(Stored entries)
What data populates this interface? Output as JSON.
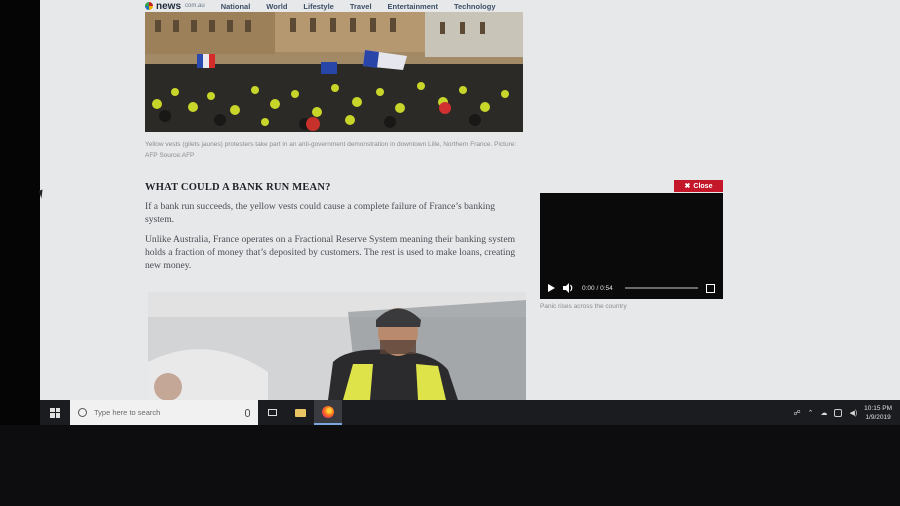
{
  "site": {
    "logo_text": "news",
    "logo_sub": "com.au",
    "nav": [
      "National",
      "World",
      "Lifestyle",
      "Travel",
      "Entertainment",
      "Technology"
    ]
  },
  "hero": {
    "caption": "Yellow vests (gilets jaunes) protesters take part in an anti-government demonstration in downtown Lille, Northern France. Picture: AFP Source:AFP"
  },
  "article": {
    "heading": "WHAT COULD A BANK RUN MEAN?",
    "paragraphs": [
      "If a bank run succeeds, the yellow vests could cause a complete failure of France’s banking system.",
      "Unlike Australia, France operates on a Fractional Reserve System meaning their banking system holds a fraction of money that’s deposited by customers. The rest is used to make loans, creating new money."
    ]
  },
  "video": {
    "close_label": "Close",
    "current_time": "0:00",
    "separator": "/",
    "duration": "0:54",
    "caption": "Panic rises across the country"
  },
  "taskbar": {
    "search_placeholder": "Type here to search",
    "time": "10:15 PM",
    "date": "1/9/2019"
  },
  "colors": {
    "close_red": "#c4182a",
    "taskbar": "#1b1c1f"
  }
}
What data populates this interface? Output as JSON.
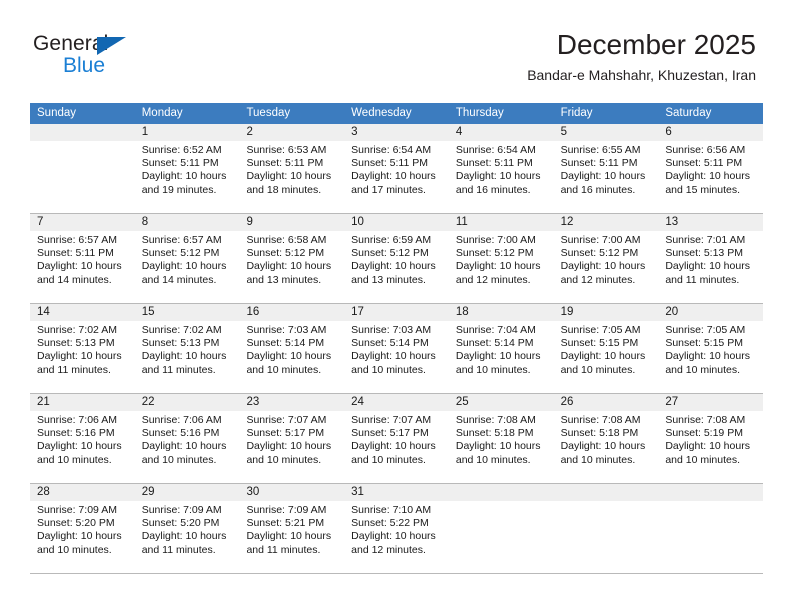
{
  "brand": {
    "name_part1": "General",
    "name_part2": "Blue",
    "triangle_color": "#1267b2",
    "blue_color": "#1b7fd4"
  },
  "header": {
    "title": "December 2025",
    "subtitle": "Bandar-e Mahshahr, Khuzestan, Iran"
  },
  "theme": {
    "header_row_bg": "#3c7cbf",
    "daynum_band_bg": "#efefef",
    "grid_line": "#b9b9b9",
    "text": "#1a1a1a"
  },
  "weekdays": [
    "Sunday",
    "Monday",
    "Tuesday",
    "Wednesday",
    "Thursday",
    "Friday",
    "Saturday"
  ],
  "labels": {
    "sunrise_prefix": "Sunrise:",
    "sunset_prefix": "Sunset:",
    "daylight_prefix": "Daylight:"
  },
  "weeks": [
    [
      {
        "day": "",
        "blank": true,
        "sunrise": "",
        "sunset": "",
        "daylight_line1": "",
        "daylight_line2": ""
      },
      {
        "day": "1",
        "sunrise": "Sunrise: 6:52 AM",
        "sunset": "Sunset: 5:11 PM",
        "daylight_line1": "Daylight: 10 hours",
        "daylight_line2": "and 19 minutes."
      },
      {
        "day": "2",
        "sunrise": "Sunrise: 6:53 AM",
        "sunset": "Sunset: 5:11 PM",
        "daylight_line1": "Daylight: 10 hours",
        "daylight_line2": "and 18 minutes."
      },
      {
        "day": "3",
        "sunrise": "Sunrise: 6:54 AM",
        "sunset": "Sunset: 5:11 PM",
        "daylight_line1": "Daylight: 10 hours",
        "daylight_line2": "and 17 minutes."
      },
      {
        "day": "4",
        "sunrise": "Sunrise: 6:54 AM",
        "sunset": "Sunset: 5:11 PM",
        "daylight_line1": "Daylight: 10 hours",
        "daylight_line2": "and 16 minutes."
      },
      {
        "day": "5",
        "sunrise": "Sunrise: 6:55 AM",
        "sunset": "Sunset: 5:11 PM",
        "daylight_line1": "Daylight: 10 hours",
        "daylight_line2": "and 16 minutes."
      },
      {
        "day": "6",
        "sunrise": "Sunrise: 6:56 AM",
        "sunset": "Sunset: 5:11 PM",
        "daylight_line1": "Daylight: 10 hours",
        "daylight_line2": "and 15 minutes."
      }
    ],
    [
      {
        "day": "7",
        "sunrise": "Sunrise: 6:57 AM",
        "sunset": "Sunset: 5:11 PM",
        "daylight_line1": "Daylight: 10 hours",
        "daylight_line2": "and 14 minutes."
      },
      {
        "day": "8",
        "sunrise": "Sunrise: 6:57 AM",
        "sunset": "Sunset: 5:12 PM",
        "daylight_line1": "Daylight: 10 hours",
        "daylight_line2": "and 14 minutes."
      },
      {
        "day": "9",
        "sunrise": "Sunrise: 6:58 AM",
        "sunset": "Sunset: 5:12 PM",
        "daylight_line1": "Daylight: 10 hours",
        "daylight_line2": "and 13 minutes."
      },
      {
        "day": "10",
        "sunrise": "Sunrise: 6:59 AM",
        "sunset": "Sunset: 5:12 PM",
        "daylight_line1": "Daylight: 10 hours",
        "daylight_line2": "and 13 minutes."
      },
      {
        "day": "11",
        "sunrise": "Sunrise: 7:00 AM",
        "sunset": "Sunset: 5:12 PM",
        "daylight_line1": "Daylight: 10 hours",
        "daylight_line2": "and 12 minutes."
      },
      {
        "day": "12",
        "sunrise": "Sunrise: 7:00 AM",
        "sunset": "Sunset: 5:12 PM",
        "daylight_line1": "Daylight: 10 hours",
        "daylight_line2": "and 12 minutes."
      },
      {
        "day": "13",
        "sunrise": "Sunrise: 7:01 AM",
        "sunset": "Sunset: 5:13 PM",
        "daylight_line1": "Daylight: 10 hours",
        "daylight_line2": "and 11 minutes."
      }
    ],
    [
      {
        "day": "14",
        "sunrise": "Sunrise: 7:02 AM",
        "sunset": "Sunset: 5:13 PM",
        "daylight_line1": "Daylight: 10 hours",
        "daylight_line2": "and 11 minutes."
      },
      {
        "day": "15",
        "sunrise": "Sunrise: 7:02 AM",
        "sunset": "Sunset: 5:13 PM",
        "daylight_line1": "Daylight: 10 hours",
        "daylight_line2": "and 11 minutes."
      },
      {
        "day": "16",
        "sunrise": "Sunrise: 7:03 AM",
        "sunset": "Sunset: 5:14 PM",
        "daylight_line1": "Daylight: 10 hours",
        "daylight_line2": "and 10 minutes."
      },
      {
        "day": "17",
        "sunrise": "Sunrise: 7:03 AM",
        "sunset": "Sunset: 5:14 PM",
        "daylight_line1": "Daylight: 10 hours",
        "daylight_line2": "and 10 minutes."
      },
      {
        "day": "18",
        "sunrise": "Sunrise: 7:04 AM",
        "sunset": "Sunset: 5:14 PM",
        "daylight_line1": "Daylight: 10 hours",
        "daylight_line2": "and 10 minutes."
      },
      {
        "day": "19",
        "sunrise": "Sunrise: 7:05 AM",
        "sunset": "Sunset: 5:15 PM",
        "daylight_line1": "Daylight: 10 hours",
        "daylight_line2": "and 10 minutes."
      },
      {
        "day": "20",
        "sunrise": "Sunrise: 7:05 AM",
        "sunset": "Sunset: 5:15 PM",
        "daylight_line1": "Daylight: 10 hours",
        "daylight_line2": "and 10 minutes."
      }
    ],
    [
      {
        "day": "21",
        "sunrise": "Sunrise: 7:06 AM",
        "sunset": "Sunset: 5:16 PM",
        "daylight_line1": "Daylight: 10 hours",
        "daylight_line2": "and 10 minutes."
      },
      {
        "day": "22",
        "sunrise": "Sunrise: 7:06 AM",
        "sunset": "Sunset: 5:16 PM",
        "daylight_line1": "Daylight: 10 hours",
        "daylight_line2": "and 10 minutes."
      },
      {
        "day": "23",
        "sunrise": "Sunrise: 7:07 AM",
        "sunset": "Sunset: 5:17 PM",
        "daylight_line1": "Daylight: 10 hours",
        "daylight_line2": "and 10 minutes."
      },
      {
        "day": "24",
        "sunrise": "Sunrise: 7:07 AM",
        "sunset": "Sunset: 5:17 PM",
        "daylight_line1": "Daylight: 10 hours",
        "daylight_line2": "and 10 minutes."
      },
      {
        "day": "25",
        "sunrise": "Sunrise: 7:08 AM",
        "sunset": "Sunset: 5:18 PM",
        "daylight_line1": "Daylight: 10 hours",
        "daylight_line2": "and 10 minutes."
      },
      {
        "day": "26",
        "sunrise": "Sunrise: 7:08 AM",
        "sunset": "Sunset: 5:18 PM",
        "daylight_line1": "Daylight: 10 hours",
        "daylight_line2": "and 10 minutes."
      },
      {
        "day": "27",
        "sunrise": "Sunrise: 7:08 AM",
        "sunset": "Sunset: 5:19 PM",
        "daylight_line1": "Daylight: 10 hours",
        "daylight_line2": "and 10 minutes."
      }
    ],
    [
      {
        "day": "28",
        "sunrise": "Sunrise: 7:09 AM",
        "sunset": "Sunset: 5:20 PM",
        "daylight_line1": "Daylight: 10 hours",
        "daylight_line2": "and 10 minutes."
      },
      {
        "day": "29",
        "sunrise": "Sunrise: 7:09 AM",
        "sunset": "Sunset: 5:20 PM",
        "daylight_line1": "Daylight: 10 hours",
        "daylight_line2": "and 11 minutes."
      },
      {
        "day": "30",
        "sunrise": "Sunrise: 7:09 AM",
        "sunset": "Sunset: 5:21 PM",
        "daylight_line1": "Daylight: 10 hours",
        "daylight_line2": "and 11 minutes."
      },
      {
        "day": "31",
        "sunrise": "Sunrise: 7:10 AM",
        "sunset": "Sunset: 5:22 PM",
        "daylight_line1": "Daylight: 10 hours",
        "daylight_line2": "and 12 minutes."
      },
      {
        "day": "",
        "blank": true,
        "sunrise": "",
        "sunset": "",
        "daylight_line1": "",
        "daylight_line2": ""
      },
      {
        "day": "",
        "blank": true,
        "sunrise": "",
        "sunset": "",
        "daylight_line1": "",
        "daylight_line2": ""
      },
      {
        "day": "",
        "blank": true,
        "sunrise": "",
        "sunset": "",
        "daylight_line1": "",
        "daylight_line2": ""
      }
    ]
  ]
}
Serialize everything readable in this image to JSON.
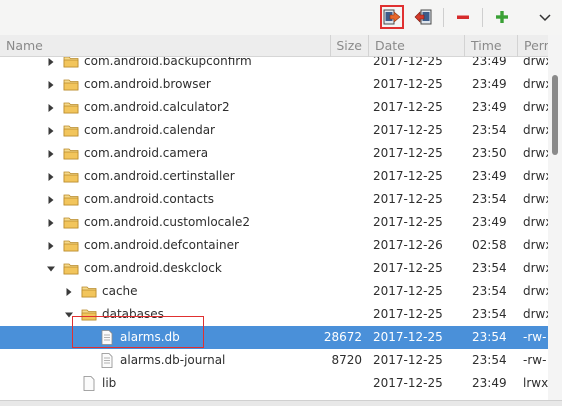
{
  "header": {
    "name": "Name",
    "size": "Size",
    "date": "Date",
    "time": "Time",
    "perm": "Perm"
  },
  "toolbar": {
    "buttons": [
      {
        "icon": "pull-file-icon",
        "highlighted": true
      },
      {
        "icon": "push-file-icon",
        "highlighted": false
      },
      {
        "icon": "delete-icon",
        "color": "#d62b2b"
      },
      {
        "icon": "add-icon",
        "color": "#3aa035"
      },
      {
        "icon": "view-menu-chevron-icon"
      }
    ]
  },
  "rows": [
    {
      "name": "com.android.backupconfirm",
      "size": "",
      "date": "2017-12-25",
      "time": "23:49",
      "perm": "drwx",
      "type": "folder",
      "expand": "collapsed"
    },
    {
      "name": "com.android.browser",
      "size": "",
      "date": "2017-12-25",
      "time": "23:49",
      "perm": "drwx",
      "type": "folder",
      "expand": "collapsed"
    },
    {
      "name": "com.android.calculator2",
      "size": "",
      "date": "2017-12-25",
      "time": "23:49",
      "perm": "drwx",
      "type": "folder",
      "expand": "collapsed"
    },
    {
      "name": "com.android.calendar",
      "size": "",
      "date": "2017-12-25",
      "time": "23:54",
      "perm": "drwx",
      "type": "folder",
      "expand": "collapsed"
    },
    {
      "name": "com.android.camera",
      "size": "",
      "date": "2017-12-25",
      "time": "23:50",
      "perm": "drwx",
      "type": "folder",
      "expand": "collapsed"
    },
    {
      "name": "com.android.certinstaller",
      "size": "",
      "date": "2017-12-25",
      "time": "23:49",
      "perm": "drwx",
      "type": "folder",
      "expand": "collapsed"
    },
    {
      "name": "com.android.contacts",
      "size": "",
      "date": "2017-12-25",
      "time": "23:54",
      "perm": "drwx",
      "type": "folder",
      "expand": "collapsed"
    },
    {
      "name": "com.android.customlocale2",
      "size": "",
      "date": "2017-12-25",
      "time": "23:49",
      "perm": "drwx",
      "type": "folder",
      "expand": "collapsed"
    },
    {
      "name": "com.android.defcontainer",
      "size": "",
      "date": "2017-12-26",
      "time": "02:58",
      "perm": "drwx",
      "type": "folder",
      "expand": "collapsed"
    },
    {
      "name": "com.android.deskclock",
      "size": "",
      "date": "2017-12-25",
      "time": "23:54",
      "perm": "drwx",
      "type": "folder",
      "expand": "expanded"
    },
    {
      "name": "cache",
      "size": "",
      "date": "2017-12-25",
      "time": "23:54",
      "perm": "drwx",
      "type": "folder",
      "expand": "collapsed"
    },
    {
      "name": "databases",
      "size": "",
      "date": "2017-12-25",
      "time": "23:54",
      "perm": "drwx",
      "type": "folder",
      "expand": "expanded"
    },
    {
      "name": "alarms.db",
      "size": "28672",
      "date": "2017-12-25",
      "time": "23:54",
      "perm": "-rw-",
      "type": "file",
      "expand": "none",
      "selected": true
    },
    {
      "name": "alarms.db-journal",
      "size": "8720",
      "date": "2017-12-25",
      "time": "23:54",
      "perm": "-rw-",
      "type": "file",
      "expand": "none"
    },
    {
      "name": "lib",
      "size": "",
      "date": "2017-12-25",
      "time": "23:49",
      "perm": "lrwx",
      "type": "link",
      "expand": "none"
    }
  ],
  "colors": {
    "selection": "#4a90d9",
    "folder": "#f2c55c",
    "highlight_box": "#e03030"
  }
}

SHORT EXERCISE — Return each line with "vests".

EXERCISE ANSWER —
    "caption": "Yellow vests (gilets jaunes) protesters take part in an anti-government demonstration in downtown Lille, Northern France. Picture: AFP Source:AFP"
      "If a bank run succeeds, the yellow vests could cause a complete failure of France’s banking system.",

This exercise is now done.